-- START OF DATA SUPPLIED --

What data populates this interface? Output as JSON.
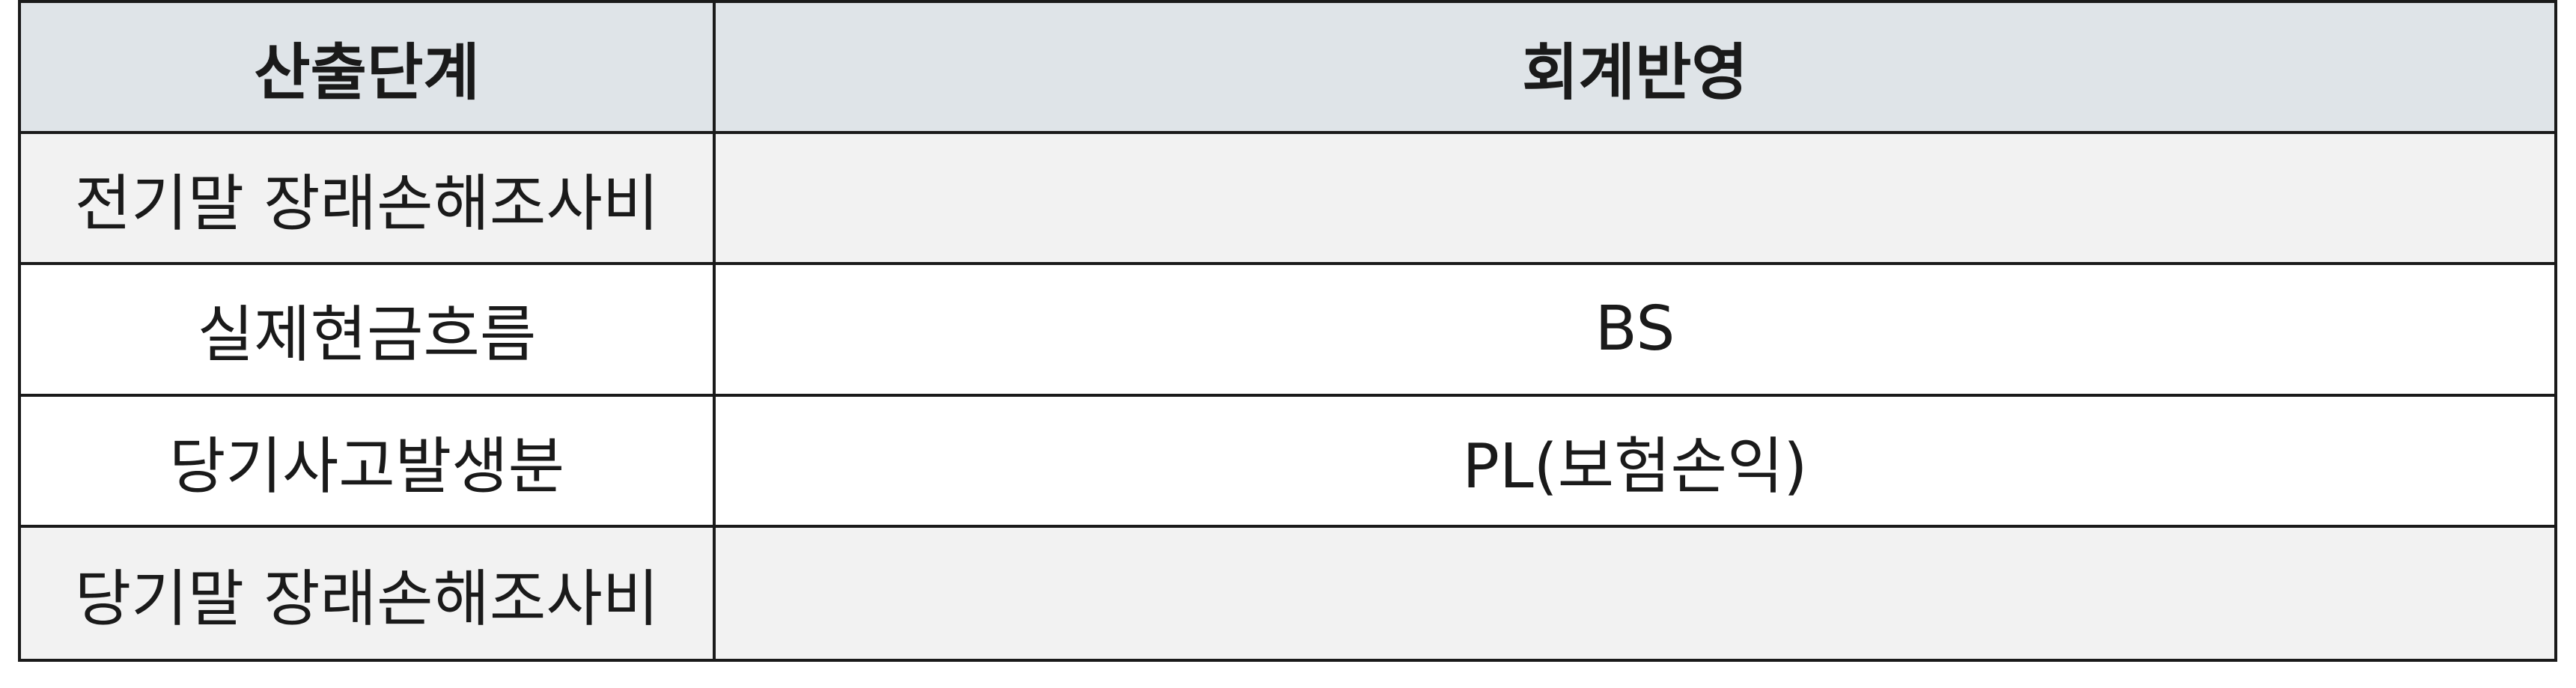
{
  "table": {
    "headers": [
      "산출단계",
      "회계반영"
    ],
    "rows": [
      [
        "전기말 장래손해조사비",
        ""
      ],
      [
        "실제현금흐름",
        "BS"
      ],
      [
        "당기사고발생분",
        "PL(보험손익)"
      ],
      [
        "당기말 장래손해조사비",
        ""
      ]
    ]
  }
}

-- END OF DATA SUPPLIED --
-- START OF DATA SUPPLIED --

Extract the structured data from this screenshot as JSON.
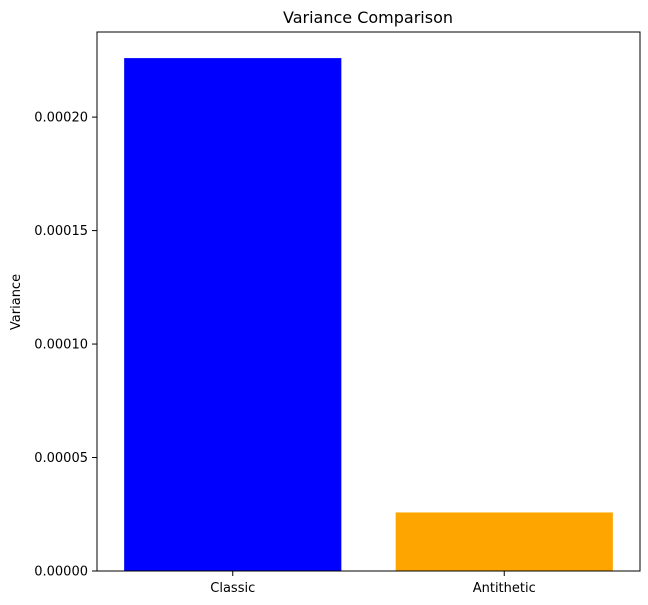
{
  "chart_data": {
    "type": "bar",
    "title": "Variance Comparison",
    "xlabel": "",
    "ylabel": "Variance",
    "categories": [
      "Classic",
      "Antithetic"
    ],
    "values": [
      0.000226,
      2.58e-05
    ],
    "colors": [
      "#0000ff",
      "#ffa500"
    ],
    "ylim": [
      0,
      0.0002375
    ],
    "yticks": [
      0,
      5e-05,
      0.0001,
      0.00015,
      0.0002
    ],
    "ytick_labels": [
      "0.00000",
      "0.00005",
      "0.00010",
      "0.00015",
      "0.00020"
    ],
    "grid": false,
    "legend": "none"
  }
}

-- END OF DATA SUPPLIED --

◆ EXERCISE ◆
Search the listing for the string "this". Copy each line where it turns up.

◆ EXERCISE RESPONSE ◆
What data populates this interface? Output as JSON.
Extract the structured data from this screenshot as JSON.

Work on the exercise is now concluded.